> **To do**
Retype each entry below, keeping every character the same.

— Begin Source material —

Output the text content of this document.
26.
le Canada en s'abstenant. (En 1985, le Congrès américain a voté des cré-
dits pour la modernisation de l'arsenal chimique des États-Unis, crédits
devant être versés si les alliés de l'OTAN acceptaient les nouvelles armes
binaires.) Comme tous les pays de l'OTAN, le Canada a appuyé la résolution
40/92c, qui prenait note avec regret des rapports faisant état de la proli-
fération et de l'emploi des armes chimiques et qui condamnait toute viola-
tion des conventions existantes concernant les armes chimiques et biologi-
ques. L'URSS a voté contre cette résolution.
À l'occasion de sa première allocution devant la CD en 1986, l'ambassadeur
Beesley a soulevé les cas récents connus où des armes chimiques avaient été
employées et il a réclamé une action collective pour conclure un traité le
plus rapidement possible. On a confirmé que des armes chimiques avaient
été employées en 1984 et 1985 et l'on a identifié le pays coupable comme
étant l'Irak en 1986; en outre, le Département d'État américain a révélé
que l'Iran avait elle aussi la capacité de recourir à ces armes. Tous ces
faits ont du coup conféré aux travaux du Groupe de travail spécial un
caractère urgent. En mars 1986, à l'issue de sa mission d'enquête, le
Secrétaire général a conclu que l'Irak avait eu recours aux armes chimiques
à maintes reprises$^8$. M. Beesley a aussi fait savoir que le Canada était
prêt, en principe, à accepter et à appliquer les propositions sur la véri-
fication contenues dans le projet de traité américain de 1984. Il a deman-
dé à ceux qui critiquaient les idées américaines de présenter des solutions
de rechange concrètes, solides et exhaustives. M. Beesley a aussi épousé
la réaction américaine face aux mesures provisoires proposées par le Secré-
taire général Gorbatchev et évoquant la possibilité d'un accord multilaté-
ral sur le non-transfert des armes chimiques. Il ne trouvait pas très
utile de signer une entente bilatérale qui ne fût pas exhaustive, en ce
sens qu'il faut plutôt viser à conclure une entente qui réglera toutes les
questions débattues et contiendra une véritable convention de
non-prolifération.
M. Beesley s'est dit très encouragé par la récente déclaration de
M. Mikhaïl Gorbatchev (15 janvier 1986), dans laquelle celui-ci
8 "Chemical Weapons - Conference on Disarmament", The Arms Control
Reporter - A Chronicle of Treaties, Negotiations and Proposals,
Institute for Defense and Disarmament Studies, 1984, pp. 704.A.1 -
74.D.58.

— End Source material —

> **Solution to this task**
Output the text content of this document.
26.
le Canada en s'abstenant. (En 1985, le Congrès américain a voté des cré-
dits pour la modernisation de l'arsenal chimique des États-Unis, crédits
devant être versés si les alliés de l'OTAN acceptaient les nouvelles armes
binaires.) Comme tous les pays de l'OTAN, le Canada a appuyé la résolution
40/92c, qui prenait note avec regret des rapports faisant état de la proli-
fération et de l'emploi des armes chimiques et qui condamnait toute viola-
tion des conventions existantes concernant les armes chimiques et biologi-
ques. L'URSS a voté contre cette résolution.
À l'occasion de sa première allocution devant la CD en 1986, l'ambassadeur
Beesley a soulevé les cas récents connus où des armes chimiques avaient été
employées et il a réclamé une action collective pour conclure un traité le
plus rapidement possible. On a confirmé que des armes chimiques avaient
été employées en 1984 et 1985 et l'on a identifié le pays coupable comme
étant l'Irak en 1986; en outre, le Département d'État américain a révélé
que l'Iran avait elle aussi la capacité de recourir à ces armes. Tous ces
faits ont du coup conféré aux travaux du Groupe de travail spécial un
caractère urgent. En mars 1986, à l'issue de sa mission d'enquête, le
Secrétaire général a conclu que l'Irak avait eu recours aux armes chimiques
à maintes reprises$^8$. M. Beesley a aussi fait savoir que le Canada était
prêt, en principe, à accepter et à appliquer les propositions sur la véri-
fication contenues dans le projet de traité américain de 1984. Il a deman-
dé à ceux qui critiquaient les idées américaines de présenter des solutions
de rechange concrètes, solides et exhaustives. M. Beesley a aussi épousé
la réaction américaine face aux mesures provisoires proposées par le Secré-
taire général Gorbatchev et évoquant la possibilité d'un accord multilaté-
ral sur le non-transfert des armes chimiques. Il ne trouvait pas très
utile de signer une entente bilatérale qui ne fût pas exhaustive, en ce
sens qu'il faut plutôt viser à conclure une entente qui réglera toutes les
questions débattues et contiendra une véritable convention de
non-prolifération.
M. Beesley s'est dit très encouragé par la récente déclaration de
M. Mikhaïl Gorbatchev (15 janvier 1986), dans laquelle celui-ci
8 "Chemical Weapons - Conference on Disarmament", The Arms Control
Reporter - A Chronicle of Treaties, Negotiations and Proposals,
Institute for Defense and Disarmament Studies, 1984, pp. 704.A.1 -
74.D.58.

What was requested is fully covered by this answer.